> [TASK]
Please write out, character for character, everything in the rows below from the line containing "table-cell: 400 — [145, 535, 180, 598]" down to the line containing "table-cell: 90、95、100、110、120、125、130、140、150、160、17… —", with both of those lines included.

(Element location data)

|---|

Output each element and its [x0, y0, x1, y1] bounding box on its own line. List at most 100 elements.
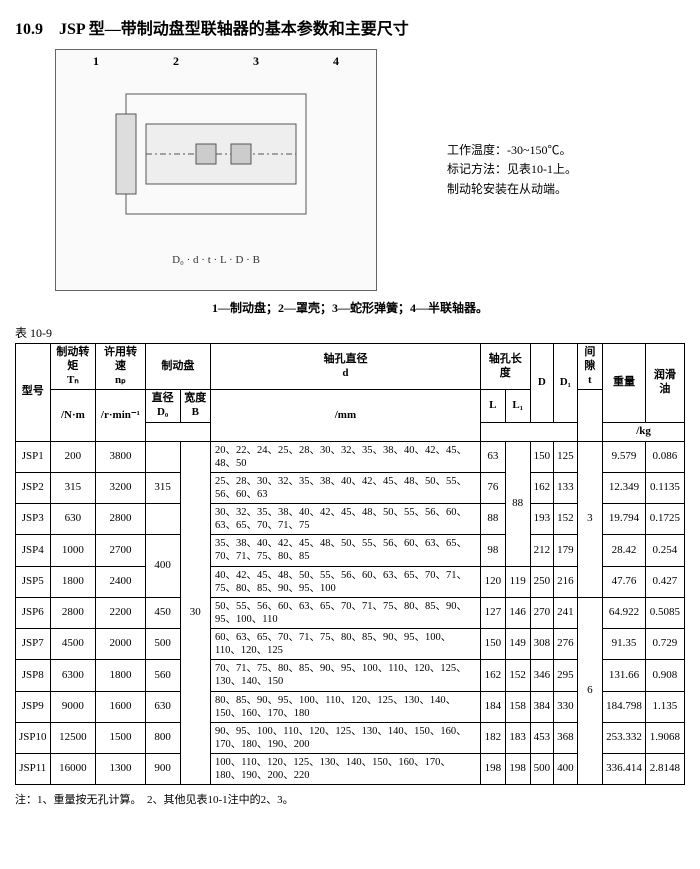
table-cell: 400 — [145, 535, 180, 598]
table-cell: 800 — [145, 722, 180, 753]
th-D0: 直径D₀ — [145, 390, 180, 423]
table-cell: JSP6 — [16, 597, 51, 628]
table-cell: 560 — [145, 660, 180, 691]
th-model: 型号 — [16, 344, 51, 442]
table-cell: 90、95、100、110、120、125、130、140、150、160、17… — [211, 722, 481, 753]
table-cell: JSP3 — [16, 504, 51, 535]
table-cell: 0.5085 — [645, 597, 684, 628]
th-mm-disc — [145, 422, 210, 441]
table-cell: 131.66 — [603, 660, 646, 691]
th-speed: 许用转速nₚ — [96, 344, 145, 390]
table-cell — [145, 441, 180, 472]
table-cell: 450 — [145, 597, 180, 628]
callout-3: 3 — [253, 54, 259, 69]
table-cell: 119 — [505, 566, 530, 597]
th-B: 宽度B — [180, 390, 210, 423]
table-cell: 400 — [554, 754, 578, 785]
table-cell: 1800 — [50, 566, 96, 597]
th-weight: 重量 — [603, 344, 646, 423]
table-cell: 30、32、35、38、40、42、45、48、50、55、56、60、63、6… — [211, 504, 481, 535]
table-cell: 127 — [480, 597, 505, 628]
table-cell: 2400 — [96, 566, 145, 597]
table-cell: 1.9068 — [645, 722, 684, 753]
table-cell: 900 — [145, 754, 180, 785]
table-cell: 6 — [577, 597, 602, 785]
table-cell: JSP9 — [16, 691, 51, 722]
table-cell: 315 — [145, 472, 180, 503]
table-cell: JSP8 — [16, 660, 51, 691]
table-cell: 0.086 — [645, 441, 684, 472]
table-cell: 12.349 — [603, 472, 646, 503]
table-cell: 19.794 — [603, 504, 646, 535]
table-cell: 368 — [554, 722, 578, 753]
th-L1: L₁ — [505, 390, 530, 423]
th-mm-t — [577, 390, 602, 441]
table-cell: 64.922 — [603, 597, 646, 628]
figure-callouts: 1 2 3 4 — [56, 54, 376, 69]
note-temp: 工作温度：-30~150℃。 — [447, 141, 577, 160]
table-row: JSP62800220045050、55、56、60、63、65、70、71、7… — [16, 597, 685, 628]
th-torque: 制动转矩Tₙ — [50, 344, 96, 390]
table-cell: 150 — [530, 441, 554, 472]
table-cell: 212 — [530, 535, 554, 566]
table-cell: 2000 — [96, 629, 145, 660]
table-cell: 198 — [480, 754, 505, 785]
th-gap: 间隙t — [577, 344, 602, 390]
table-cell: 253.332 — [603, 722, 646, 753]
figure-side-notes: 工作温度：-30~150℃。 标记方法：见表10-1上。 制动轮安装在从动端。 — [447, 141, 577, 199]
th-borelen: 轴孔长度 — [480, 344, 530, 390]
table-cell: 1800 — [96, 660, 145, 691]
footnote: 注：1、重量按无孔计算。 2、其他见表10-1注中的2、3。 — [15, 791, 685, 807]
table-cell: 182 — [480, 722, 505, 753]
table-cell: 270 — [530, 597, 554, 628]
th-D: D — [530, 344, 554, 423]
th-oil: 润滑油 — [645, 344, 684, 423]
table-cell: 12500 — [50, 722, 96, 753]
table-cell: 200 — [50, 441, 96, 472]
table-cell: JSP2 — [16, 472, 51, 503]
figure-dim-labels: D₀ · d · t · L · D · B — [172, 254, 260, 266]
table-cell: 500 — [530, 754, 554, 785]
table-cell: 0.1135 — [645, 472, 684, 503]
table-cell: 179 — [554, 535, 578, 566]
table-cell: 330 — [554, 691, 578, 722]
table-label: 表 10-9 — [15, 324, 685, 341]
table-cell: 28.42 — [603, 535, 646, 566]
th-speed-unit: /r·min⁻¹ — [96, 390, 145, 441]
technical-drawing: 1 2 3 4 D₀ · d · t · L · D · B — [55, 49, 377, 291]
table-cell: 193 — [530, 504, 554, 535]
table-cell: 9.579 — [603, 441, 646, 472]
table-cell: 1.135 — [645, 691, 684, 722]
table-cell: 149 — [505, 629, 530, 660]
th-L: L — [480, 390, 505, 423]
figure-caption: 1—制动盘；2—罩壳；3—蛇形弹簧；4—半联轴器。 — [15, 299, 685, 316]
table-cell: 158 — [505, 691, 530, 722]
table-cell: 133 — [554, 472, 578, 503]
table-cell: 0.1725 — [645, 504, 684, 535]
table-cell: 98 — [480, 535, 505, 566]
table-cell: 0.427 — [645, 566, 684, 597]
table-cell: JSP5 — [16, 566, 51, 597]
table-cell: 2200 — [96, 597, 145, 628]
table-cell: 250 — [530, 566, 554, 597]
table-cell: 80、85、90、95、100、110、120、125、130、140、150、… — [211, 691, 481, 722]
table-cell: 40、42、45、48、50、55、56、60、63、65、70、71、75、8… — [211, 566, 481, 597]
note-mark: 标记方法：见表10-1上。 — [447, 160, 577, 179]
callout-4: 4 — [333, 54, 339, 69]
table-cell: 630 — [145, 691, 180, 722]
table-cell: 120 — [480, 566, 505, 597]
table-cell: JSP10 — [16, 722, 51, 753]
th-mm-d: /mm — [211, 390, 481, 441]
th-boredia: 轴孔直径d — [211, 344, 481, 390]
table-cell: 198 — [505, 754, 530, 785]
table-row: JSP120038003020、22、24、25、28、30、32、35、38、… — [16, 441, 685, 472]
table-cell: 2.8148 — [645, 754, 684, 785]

|---|

> [SOLUTION FOR THIS PROBLEM]
table-cell: 400 — [145, 535, 180, 598]
table-cell: 800 — [145, 722, 180, 753]
th-D0: 直径D₀ — [145, 390, 180, 423]
table-cell: JSP6 — [16, 597, 51, 628]
table-cell: 560 — [145, 660, 180, 691]
th-model: 型号 — [16, 344, 51, 442]
table-cell: 90、95、100、110、120、125、130、140、150、160、17… — [211, 722, 481, 753]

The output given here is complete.